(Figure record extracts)
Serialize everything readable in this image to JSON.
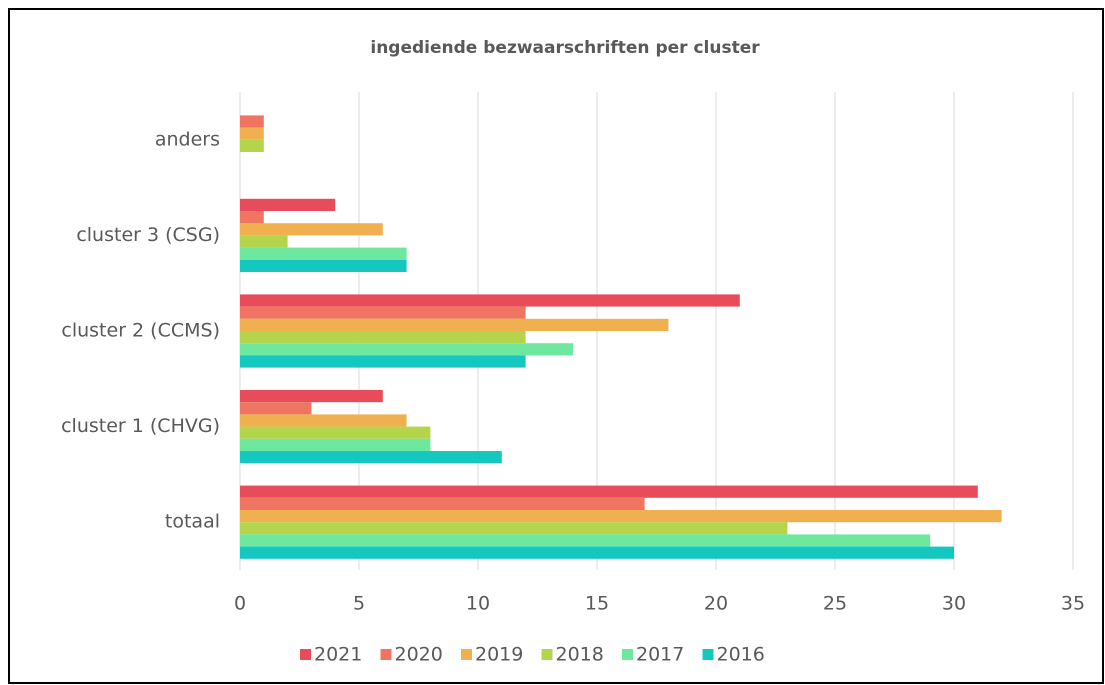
{
  "chart_data": {
    "type": "hbar",
    "title": "ingediende bezwaarschriften per cluster",
    "categories": [
      "anders",
      "cluster 3 (CSG)",
      "cluster 2 (CCMS)",
      "cluster 1 (CHVG)",
      "totaal"
    ],
    "series": [
      {
        "name": "2021",
        "color": "#e84c5a",
        "values": [
          0,
          4,
          21,
          6,
          31
        ]
      },
      {
        "name": "2020",
        "color": "#ef7562",
        "values": [
          1,
          1,
          12,
          3,
          17
        ]
      },
      {
        "name": "2019",
        "color": "#f0b050",
        "values": [
          1,
          6,
          18,
          7,
          32
        ]
      },
      {
        "name": "2018",
        "color": "#b4d44c",
        "values": [
          1,
          2,
          12,
          8,
          23
        ]
      },
      {
        "name": "2017",
        "color": "#6ee89e",
        "values": [
          0,
          7,
          14,
          8,
          29
        ]
      },
      {
        "name": "2016",
        "color": "#14c8c0",
        "values": [
          0,
          7,
          12,
          11,
          30
        ]
      }
    ],
    "xlim": [
      0,
      35
    ],
    "xticks": [
      0,
      5,
      10,
      15,
      20,
      25,
      30,
      35
    ],
    "grid": true,
    "legend": "bottom"
  }
}
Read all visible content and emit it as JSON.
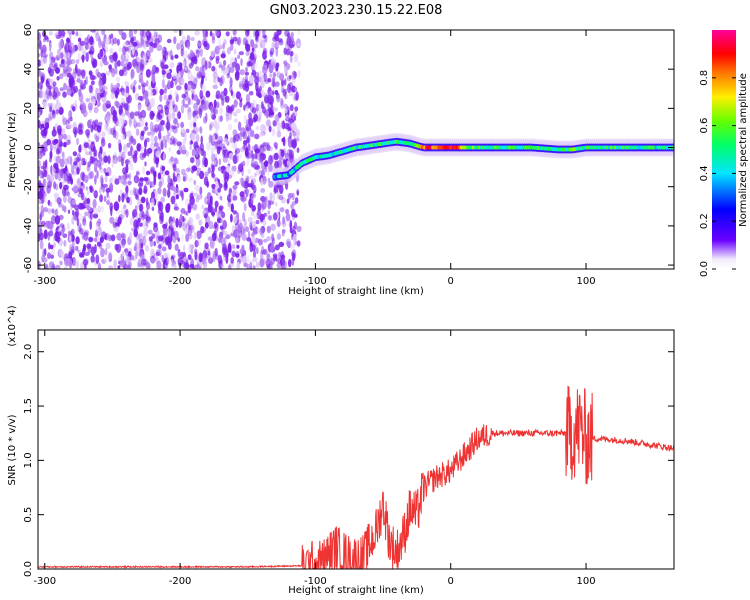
{
  "figure_title": "GN03.2023.230.15.22.E08",
  "colorbar": {
    "label": "Normalized spectral amplitude",
    "ticks": [
      "0.0",
      "0.2",
      "0.4",
      "0.6",
      "0.8"
    ],
    "range": [
      0,
      1
    ]
  },
  "colors": {
    "snr_line": "#ee3333",
    "frame": "#000000"
  },
  "chart_data": [
    {
      "type": "heatmap",
      "title": "",
      "xlabel": "Height of straight line (km)",
      "ylabel": "Frequency (Hz)",
      "xlim": [
        -305,
        165
      ],
      "ylim": [
        -62,
        60
      ],
      "x_ticks": [
        "-300",
        "-200",
        "-100",
        "0",
        "100"
      ],
      "y_ticks": [
        "-60",
        "-40",
        "-20",
        "0",
        "20",
        "40",
        "60"
      ],
      "colormap": "rainbow (violet → blue → cyan → green → yellow → red → magenta)",
      "noise_region": {
        "x_from": -305,
        "x_to": -112,
        "freq_from": -62,
        "freq_to": 60,
        "level": 0.05
      },
      "signal_track": [
        {
          "x": -130,
          "freq": -15,
          "amp": 0.35
        },
        {
          "x": -120,
          "freq": -14,
          "amp": 0.35
        },
        {
          "x": -110,
          "freq": -8,
          "amp": 0.45
        },
        {
          "x": -100,
          "freq": -5,
          "amp": 0.45
        },
        {
          "x": -90,
          "freq": -4,
          "amp": 0.45
        },
        {
          "x": -80,
          "freq": -2,
          "amp": 0.45
        },
        {
          "x": -70,
          "freq": 0,
          "amp": 0.5
        },
        {
          "x": -60,
          "freq": 1,
          "amp": 0.5
        },
        {
          "x": -50,
          "freq": 2,
          "amp": 0.5
        },
        {
          "x": -40,
          "freq": 3,
          "amp": 0.5
        },
        {
          "x": -30,
          "freq": 2,
          "amp": 0.55
        },
        {
          "x": -20,
          "freq": 0,
          "amp": 0.85
        },
        {
          "x": -10,
          "freq": 0,
          "amp": 0.9
        },
        {
          "x": 0,
          "freq": 0,
          "amp": 0.9
        },
        {
          "x": 20,
          "freq": 0,
          "amp": 0.5
        },
        {
          "x": 40,
          "freq": 0,
          "amp": 0.5
        },
        {
          "x": 60,
          "freq": 0,
          "amp": 0.5
        },
        {
          "x": 80,
          "freq": -1,
          "amp": 0.5
        },
        {
          "x": 90,
          "freq": -1,
          "amp": 0.55
        },
        {
          "x": 100,
          "freq": 0,
          "amp": 0.5
        },
        {
          "x": 120,
          "freq": 0,
          "amp": 0.5
        },
        {
          "x": 140,
          "freq": 0,
          "amp": 0.5
        },
        {
          "x": 165,
          "freq": 0,
          "amp": 0.45
        }
      ]
    },
    {
      "type": "line",
      "title": "",
      "xlabel": "Height of straight line (km)",
      "ylabel": "SNR (10 * v/v)",
      "y_multiplier": "(x10^4)",
      "xlim": [
        -305,
        165
      ],
      "ylim": [
        0,
        2.2
      ],
      "x_ticks": [
        "-300",
        "-200",
        "-100",
        "0",
        "100"
      ],
      "y_ticks": [
        "0.0",
        "0.5",
        "1.0",
        "1.5",
        "2.0"
      ],
      "series": [
        {
          "x": [
            -305,
            -250,
            -200,
            -150,
            -110,
            -95,
            -85,
            -75,
            -65,
            -55,
            -50,
            -45,
            -40,
            -35,
            -30,
            -25,
            -20,
            -10,
            0,
            10,
            20,
            30,
            40,
            60,
            80,
            90,
            95,
            100,
            110,
            130,
            150,
            165
          ],
          "y": [
            0.02,
            0.02,
            0.02,
            0.02,
            0.03,
            0.06,
            0.2,
            0.1,
            0.1,
            0.35,
            0.6,
            0.25,
            0.15,
            0.3,
            0.55,
            0.5,
            0.75,
            0.85,
            0.9,
            1.05,
            1.2,
            1.25,
            1.25,
            1.25,
            1.25,
            1.25,
            1.3,
            1.2,
            1.2,
            1.18,
            1.14,
            1.11
          ]
        }
      ]
    }
  ]
}
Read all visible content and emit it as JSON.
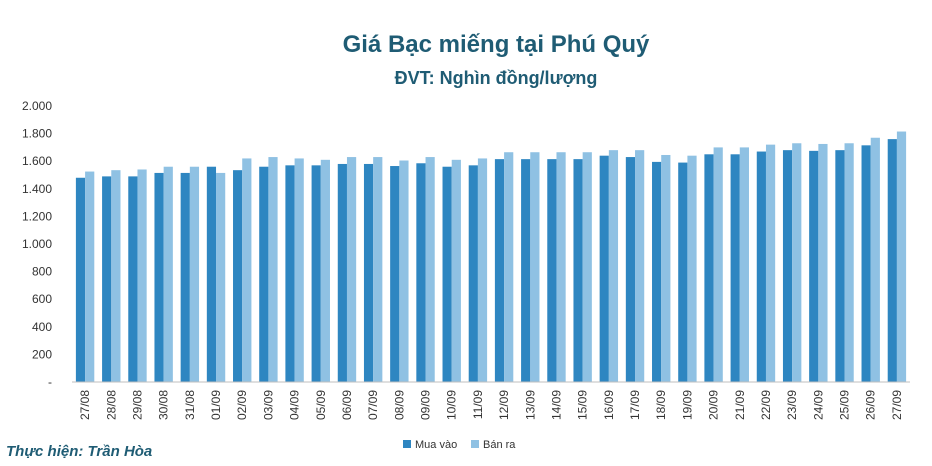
{
  "chart_data": {
    "type": "bar",
    "title": "Giá Bạc miếng tại Phú Quý",
    "subtitle": "ĐVT: Nghìn đồng/lượng",
    "categories": [
      "27/08",
      "28/08",
      "29/08",
      "30/08",
      "31/08",
      "01/09",
      "02/09",
      "03/09",
      "04/09",
      "05/09",
      "06/09",
      "07/09",
      "08/09",
      "09/09",
      "10/09",
      "11/09",
      "12/09",
      "13/09",
      "14/09",
      "15/09",
      "16/09",
      "17/09",
      "18/09",
      "19/09",
      "20/09",
      "21/09",
      "22/09",
      "23/09",
      "24/09",
      "25/09",
      "26/09",
      "27/09"
    ],
    "series": [
      {
        "name": "Mua vào",
        "color": "#2e86c1",
        "values": [
          1480,
          1490,
          1490,
          1515,
          1515,
          1560,
          1535,
          1560,
          1570,
          1570,
          1580,
          1580,
          1565,
          1585,
          1560,
          1570,
          1615,
          1615,
          1615,
          1615,
          1640,
          1630,
          1595,
          1590,
          1650,
          1650,
          1670,
          1680,
          1675,
          1680,
          1715,
          1760
        ]
      },
      {
        "name": "Bán ra",
        "color": "#8fc1e3",
        "values": [
          1525,
          1535,
          1540,
          1560,
          1560,
          1515,
          1620,
          1630,
          1620,
          1610,
          1630,
          1630,
          1605,
          1630,
          1610,
          1620,
          1665,
          1665,
          1665,
          1665,
          1680,
          1680,
          1645,
          1640,
          1700,
          1700,
          1720,
          1730,
          1725,
          1730,
          1770,
          1815
        ]
      }
    ],
    "ylim": [
      0,
      2000
    ],
    "yticks": [
      "-",
      "200",
      "400",
      "600",
      "800",
      "1.000",
      "1.200",
      "1.400",
      "1.600",
      "1.800",
      "2.000"
    ],
    "grid": false,
    "legend_position": "bottom"
  },
  "credit": "Thực hiện: Trần Hòa"
}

• _To be done_:
Gather each line of the listing that holds the string "ylabel".

• _Final result_:
      "ylabel": "Frequency (Hz)",
      "ylabel": "SNR (10 * v/v)",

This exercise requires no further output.